Objective: Reproduce each line exactly, including spacing and punctuation.
================================
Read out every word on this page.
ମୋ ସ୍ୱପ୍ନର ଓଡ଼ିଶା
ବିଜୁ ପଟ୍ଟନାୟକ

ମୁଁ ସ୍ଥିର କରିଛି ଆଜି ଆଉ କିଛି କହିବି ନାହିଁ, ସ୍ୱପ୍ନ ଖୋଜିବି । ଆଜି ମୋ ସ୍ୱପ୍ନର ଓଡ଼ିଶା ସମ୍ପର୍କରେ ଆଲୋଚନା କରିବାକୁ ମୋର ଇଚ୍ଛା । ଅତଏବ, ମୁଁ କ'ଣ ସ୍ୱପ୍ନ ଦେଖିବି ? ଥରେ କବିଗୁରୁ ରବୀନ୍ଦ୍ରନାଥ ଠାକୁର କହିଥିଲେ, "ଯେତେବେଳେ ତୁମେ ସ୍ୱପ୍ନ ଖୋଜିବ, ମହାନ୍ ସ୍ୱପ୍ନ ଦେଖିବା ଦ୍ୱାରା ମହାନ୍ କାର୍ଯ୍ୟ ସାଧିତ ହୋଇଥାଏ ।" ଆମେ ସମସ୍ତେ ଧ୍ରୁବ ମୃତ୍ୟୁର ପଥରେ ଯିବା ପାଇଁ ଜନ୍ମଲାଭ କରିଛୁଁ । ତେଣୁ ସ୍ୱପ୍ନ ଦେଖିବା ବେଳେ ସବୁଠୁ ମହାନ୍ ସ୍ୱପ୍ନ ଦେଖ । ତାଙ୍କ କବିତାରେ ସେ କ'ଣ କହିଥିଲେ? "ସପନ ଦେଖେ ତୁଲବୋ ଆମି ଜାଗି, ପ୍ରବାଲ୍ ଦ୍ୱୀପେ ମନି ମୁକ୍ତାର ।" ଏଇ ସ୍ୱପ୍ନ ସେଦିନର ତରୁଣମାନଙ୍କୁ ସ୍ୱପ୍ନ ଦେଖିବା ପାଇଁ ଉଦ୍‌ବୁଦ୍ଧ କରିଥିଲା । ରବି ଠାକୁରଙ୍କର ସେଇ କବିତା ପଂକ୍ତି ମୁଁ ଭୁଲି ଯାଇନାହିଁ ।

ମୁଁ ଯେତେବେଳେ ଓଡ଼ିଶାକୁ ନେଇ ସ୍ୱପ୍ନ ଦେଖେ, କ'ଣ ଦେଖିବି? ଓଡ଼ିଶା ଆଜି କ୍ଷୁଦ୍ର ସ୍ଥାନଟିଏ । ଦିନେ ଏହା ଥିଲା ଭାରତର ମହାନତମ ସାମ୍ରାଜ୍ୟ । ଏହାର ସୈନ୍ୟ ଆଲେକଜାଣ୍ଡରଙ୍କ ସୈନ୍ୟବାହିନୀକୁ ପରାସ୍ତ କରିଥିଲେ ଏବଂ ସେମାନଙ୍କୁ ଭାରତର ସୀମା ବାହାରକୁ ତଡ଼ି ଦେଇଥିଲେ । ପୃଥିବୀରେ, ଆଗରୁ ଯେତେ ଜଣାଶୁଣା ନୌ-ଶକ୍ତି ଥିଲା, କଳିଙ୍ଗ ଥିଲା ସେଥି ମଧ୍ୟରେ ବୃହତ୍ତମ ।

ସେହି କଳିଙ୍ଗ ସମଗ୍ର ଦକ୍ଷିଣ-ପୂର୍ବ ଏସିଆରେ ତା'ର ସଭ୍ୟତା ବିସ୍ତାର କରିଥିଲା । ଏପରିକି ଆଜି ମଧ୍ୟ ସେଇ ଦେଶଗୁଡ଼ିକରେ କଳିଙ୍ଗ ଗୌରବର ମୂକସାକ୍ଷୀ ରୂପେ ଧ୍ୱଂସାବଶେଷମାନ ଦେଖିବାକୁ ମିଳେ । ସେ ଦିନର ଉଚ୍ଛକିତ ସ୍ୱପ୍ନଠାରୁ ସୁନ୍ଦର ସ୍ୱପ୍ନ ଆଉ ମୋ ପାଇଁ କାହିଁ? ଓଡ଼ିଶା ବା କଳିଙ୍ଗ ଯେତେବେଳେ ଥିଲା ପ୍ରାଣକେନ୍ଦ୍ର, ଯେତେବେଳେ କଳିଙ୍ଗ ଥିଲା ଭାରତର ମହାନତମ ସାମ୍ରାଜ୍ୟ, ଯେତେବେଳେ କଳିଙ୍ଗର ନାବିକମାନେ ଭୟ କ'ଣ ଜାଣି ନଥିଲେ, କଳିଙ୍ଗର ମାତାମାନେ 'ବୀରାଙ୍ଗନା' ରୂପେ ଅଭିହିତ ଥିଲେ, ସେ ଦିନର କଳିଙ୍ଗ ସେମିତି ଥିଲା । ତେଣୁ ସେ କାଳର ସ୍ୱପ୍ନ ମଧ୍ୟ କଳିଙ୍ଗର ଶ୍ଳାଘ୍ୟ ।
================================
Expected answer:
Read out every word on this page.
ମୋ ସ୍ୱପ୍ନର ଓଡ଼ିଶା
ବିଜୁ ପଟ୍ଟନାୟକ

ମୁଁ ସ୍ଥିର କରିଛି ଆଜି ଆଉ କିଛି କହିବି ନାହିଁ, ସ୍ୱପ୍ନ ଖୋଜିବି । ଆଜି ମୋ ସ୍ୱପ୍ନର ଓଡ଼ିଶା ସମ୍ପର୍କରେ ଆଲୋଚନା କରିବାକୁ ମୋର ଇଚ୍ଛା । ଅତଏବ, ମୁଁ କ'ଣ ସ୍ୱପ୍ନ ଦେଖିବି ? ଥରେ କବିଗୁରୁ ରବୀନ୍ଦ୍ରନାଥ ଠାକୁର କହିଥିଲେ, "ଯେତେବେଳେ ତୁମେ ସ୍ୱପ୍ନ ଖୋଜିବ, ମହାନ୍ ସ୍ୱପ୍ନ ଦେଖିବା ଦ୍ୱାରା ମହାନ୍ କାର୍ଯ୍ୟ ସାଧିତ ହୋଇଥାଏ ।" ଆମେ ସମସ୍ତେ ଧ୍ରୁବ ମୃତ୍ୟୁର ପଥରେ ଯିବା ପାଇଁ ଜନ୍ମଲାଭ କରିଛୁଁ । ତେଣୁ ସ୍ୱପ୍ନ ଦେଖିବା ବେଳେ ସବୁଠୁ ମହାନ୍ ସ୍ୱପ୍ନ ଦେଖ । ତାଙ୍କ କବିତାରେ ସେ କ'ଣ କହିଥିଲେ? "ସପନ ଦେଖେ ତୁଲବୋ ଆମି ଜାଗି, ପ୍ରବାଲ୍ ଦ୍ୱୀପେ ମନି ମୁକ୍ତାର ।" ଏଇ ସ୍ୱପ୍ନ ସେଦିନର ତରୁଣମାନଙ୍କୁ ସ୍ୱପ୍ନ ଦେଖିବା ପାଇଁ ଉଦ୍‌ବୁଦ୍ଧ କରିଥିଲା । ରବି ଠାକୁରଙ୍କର ସେଇ କବିତା ପଂକ୍ତି ମୁଁ ଭୁଲି ଯାଇନାହିଁ ।

ମୁଁ ଯେତେବେଳେ ଓଡ଼ିଶାକୁ ନେଇ ସ୍ୱପ୍ନ ଦେଖେ, କ'ଣ ଦେଖିବି? ଓଡ଼ିଶା ଆଜି କ୍ଷୁଦ୍ର ସ୍ଥାନଟିଏ । ଦିନେ ଏହା ଥିଲା ଭାରତର ମହାନତମ ସାମ୍ରାଜ୍ୟ । ଏହାର ସୈନ୍ୟ ଆଲେକଜାଣ୍ଡରଙ୍କ ସୈନ୍ୟବାହିନୀକୁ ପରାସ୍ତ କରିଥିଲେ ଏବଂ ସେମାନଙ୍କୁ ଭାରତର ସୀମା ବାହାରକୁ ତଡ଼ି ଦେଇଥିଲେ । ପୃଥିବୀରେ, ଆଗରୁ ଯେତେ ଜଣାଶୁଣା ନୌ-ଶକ୍ତି ଥିଲା, କଳିଙ୍ଗ ଥିଲା ସେଥି ମଧ୍ୟରେ ବୃହତ୍ତମ ।

ସେହି କଳିଙ୍ଗ ସମଗ୍ର ଦକ୍ଷିଣ-ପୂର୍ବ ଏସିଆରେ ତା'ର ସଭ୍ୟତା ବିସ୍ତାର କରିଥିଲା । ଏପରିକି ଆଜି ମଧ୍ୟ ସେଇ ଦେଶଗୁଡ଼ିକରେ କଳିଙ୍ଗ ଗୌରବର ମୂକସାକ୍ଷୀ ରୂପେ ଧ୍ୱଂସାବଶେଷମାନ ଦେଖିବାକୁ ମିଳେ । ସେ ଦିନର ଉଚ୍ଛକିତ ସ୍ୱପ୍ନଠାରୁ ସୁନ୍ଦର ସ୍ୱପ୍ନ ଆଉ ମୋ ପାଇଁ କାହିଁ? ଓଡ଼ିଶା ବା କଳିଙ୍ଗ ଯେତେବେଳେ ଥିଲା ପ୍ରାଣକେନ୍ଦ୍ର, ଯେତେବେଳେ କଳିଙ୍ଗ ଥିଲା ଭାରତର ମହାନତମ ସାମ୍ରାଜ୍ୟ, ଯେତେବେଳେ କଳିଙ୍ଗର ନାବିକମାନେ ଭୟ କ'ଣ ଜାଣି ନଥିଲେ, କଳିଙ୍ଗର ମାତାମାନେ 'ବୀରାଙ୍ଗନା' ରୂପେ ଅଭିହିତ ଥିଲେ, ସେ ଦିନର କଳିଙ୍ଗ ସେମିତି ଥିଲା । ତେଣୁ ସେ କାଳର ସ୍ୱପ୍ନ ମଧ୍ୟ କଳିଙ୍ଗର ଶ୍ଳାଘ୍ୟ ।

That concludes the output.